## EXERCISE INSTRUCTIONS
Set down every entry again word for word, please, but skip the pictures.

(Stored data)
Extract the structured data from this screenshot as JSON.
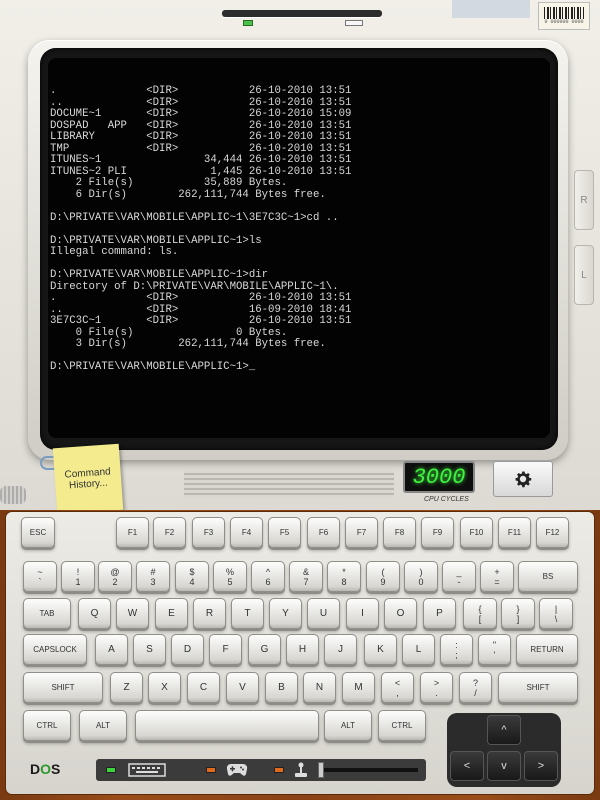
{
  "hardware": {
    "barcode_text": "0 000000 0000",
    "side_buttons": [
      "R",
      "L"
    ],
    "sticky_note": "Command History...",
    "cpu_cycles_value": "3000",
    "cpu_cycles_label": "CPU CYCLES"
  },
  "terminal": {
    "lines": [
      ".              <DIR>           26-10-2010 13:51",
      "..             <DIR>           26-10-2010 13:51",
      "DOCUME~1       <DIR>           26-10-2010 15:09",
      "DOSPAD   APP   <DIR>           26-10-2010 13:51",
      "LIBRARY        <DIR>           26-10-2010 13:51",
      "TMP            <DIR>           26-10-2010 13:51",
      "ITUNES~1                34,444 26-10-2010 13:51",
      "ITUNES~2 PLI             1,445 26-10-2010 13:51",
      "    2 File(s)           35,889 Bytes.",
      "    6 Dir(s)        262,111,744 Bytes free.",
      "",
      "D:\\PRIVATE\\VAR\\MOBILE\\APPLIC~1\\3E7C3C~1>cd ..",
      "",
      "D:\\PRIVATE\\VAR\\MOBILE\\APPLIC~1>ls",
      "Illegal command: ls.",
      "",
      "D:\\PRIVATE\\VAR\\MOBILE\\APPLIC~1>dir",
      "Directory of D:\\PRIVATE\\VAR\\MOBILE\\APPLIC~1\\.",
      ".              <DIR>           26-10-2010 13:51",
      "..             <DIR>           16-09-2010 18:41",
      "3E7C3C~1       <DIR>           26-10-2010 13:51",
      "    0 File(s)                0 Bytes.",
      "    3 Dir(s)        262,111,744 Bytes free.",
      "",
      "D:\\PRIVATE\\VAR\\MOBILE\\APPLIC~1>_"
    ]
  },
  "keyboard": {
    "row1": [
      "ESC",
      "F1",
      "F2",
      "F3",
      "F4",
      "F5",
      "F6",
      "F7",
      "F8",
      "F9",
      "F10",
      "F11",
      "F12"
    ],
    "row2_top": [
      "~",
      "!",
      "@",
      "#",
      "$",
      "%",
      "^",
      "&",
      "*",
      "(",
      ")",
      "_",
      "+"
    ],
    "row2_bottom": [
      "`",
      "1",
      "2",
      "3",
      "4",
      "5",
      "6",
      "7",
      "8",
      "9",
      "0",
      "-",
      "="
    ],
    "backspace": "BS",
    "tab": "TAB",
    "row3": [
      "Q",
      "W",
      "E",
      "R",
      "T",
      "Y",
      "U",
      "I",
      "O",
      "P"
    ],
    "row3_sym_top": [
      "{",
      "}",
      "|"
    ],
    "row3_sym_bottom": [
      "[",
      "]",
      "\\"
    ],
    "capslock": "CAPSLOCK",
    "row4": [
      "A",
      "S",
      "D",
      "F",
      "G",
      "H",
      "J",
      "K",
      "L"
    ],
    "row4_sym_top": [
      ":",
      "\""
    ],
    "row4_sym_bottom": [
      ";",
      "'"
    ],
    "return": "RETURN",
    "shift": "SHIFT",
    "row5": [
      "Z",
      "X",
      "C",
      "V",
      "B",
      "N",
      "M"
    ],
    "row5_sym_top": [
      "<",
      ">",
      "?"
    ],
    "row5_sym_bottom": [
      ",",
      ".",
      "/"
    ],
    "ctrl": "CTRL",
    "alt": "ALT",
    "arrows": {
      "up": "^",
      "left": "<",
      "down": "v",
      "right": ">"
    }
  },
  "status_bar": {
    "logo_prefix": "D",
    "logo_o": "O",
    "logo_suffix": "S",
    "led_colors": [
      "#3bd43b",
      "#e06a1a",
      "#e06a1a"
    ],
    "icons": [
      "keyboard-icon",
      "gamepad-icon",
      "joystick-icon"
    ]
  }
}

## ANSWER FOR THIS EXERCISE
Extract the structured data from this screenshot as JSON.
{
  "hardware": {
    "barcode_text": "0 000000 0000",
    "side_buttons": [
      "R",
      "L"
    ],
    "sticky_note": "Command History...",
    "cpu_cycles_value": "3000",
    "cpu_cycles_label": "CPU CYCLES"
  },
  "terminal": {
    "lines": [
      ".              <DIR>           26-10-2010 13:51",
      "..             <DIR>           26-10-2010 13:51",
      "DOCUME~1       <DIR>           26-10-2010 15:09",
      "DOSPAD   APP   <DIR>           26-10-2010 13:51",
      "LIBRARY        <DIR>           26-10-2010 13:51",
      "TMP            <DIR>           26-10-2010 13:51",
      "ITUNES~1                34,444 26-10-2010 13:51",
      "ITUNES~2 PLI             1,445 26-10-2010 13:51",
      "    2 File(s)           35,889 Bytes.",
      "    6 Dir(s)        262,111,744 Bytes free.",
      "",
      "D:\\PRIVATE\\VAR\\MOBILE\\APPLIC~1\\3E7C3C~1>cd ..",
      "",
      "D:\\PRIVATE\\VAR\\MOBILE\\APPLIC~1>ls",
      "Illegal command: ls.",
      "",
      "D:\\PRIVATE\\VAR\\MOBILE\\APPLIC~1>dir",
      "Directory of D:\\PRIVATE\\VAR\\MOBILE\\APPLIC~1\\.",
      ".              <DIR>           26-10-2010 13:51",
      "..             <DIR>           16-09-2010 18:41",
      "3E7C3C~1       <DIR>           26-10-2010 13:51",
      "    0 File(s)                0 Bytes.",
      "    3 Dir(s)        262,111,744 Bytes free.",
      "",
      "D:\\PRIVATE\\VAR\\MOBILE\\APPLIC~1>_"
    ]
  },
  "keyboard": {
    "row1": [
      "ESC",
      "F1",
      "F2",
      "F3",
      "F4",
      "F5",
      "F6",
      "F7",
      "F8",
      "F9",
      "F10",
      "F11",
      "F12"
    ],
    "row2_top": [
      "~",
      "!",
      "@",
      "#",
      "$",
      "%",
      "^",
      "&",
      "*",
      "(",
      ")",
      "_",
      "+"
    ],
    "row2_bottom": [
      "`",
      "1",
      "2",
      "3",
      "4",
      "5",
      "6",
      "7",
      "8",
      "9",
      "0",
      "-",
      "="
    ],
    "backspace": "BS",
    "tab": "TAB",
    "row3": [
      "Q",
      "W",
      "E",
      "R",
      "T",
      "Y",
      "U",
      "I",
      "O",
      "P"
    ],
    "row3_sym_top": [
      "{",
      "}",
      "|"
    ],
    "row3_sym_bottom": [
      "[",
      "]",
      "\\"
    ],
    "capslock": "CAPSLOCK",
    "row4": [
      "A",
      "S",
      "D",
      "F",
      "G",
      "H",
      "J",
      "K",
      "L"
    ],
    "row4_sym_top": [
      ":",
      "\""
    ],
    "row4_sym_bottom": [
      ";",
      "'"
    ],
    "return": "RETURN",
    "shift": "SHIFT",
    "row5": [
      "Z",
      "X",
      "C",
      "V",
      "B",
      "N",
      "M"
    ],
    "row5_sym_top": [
      "<",
      ">",
      "?"
    ],
    "row5_sym_bottom": [
      ",",
      ".",
      "/"
    ],
    "ctrl": "CTRL",
    "alt": "ALT",
    "arrows": {
      "up": "^",
      "left": "<",
      "down": "v",
      "right": ">"
    }
  },
  "status_bar": {
    "logo_prefix": "D",
    "logo_o": "O",
    "logo_suffix": "S",
    "led_colors": [
      "#3bd43b",
      "#e06a1a",
      "#e06a1a"
    ],
    "icons": [
      "keyboard-icon",
      "gamepad-icon",
      "joystick-icon"
    ]
  }
}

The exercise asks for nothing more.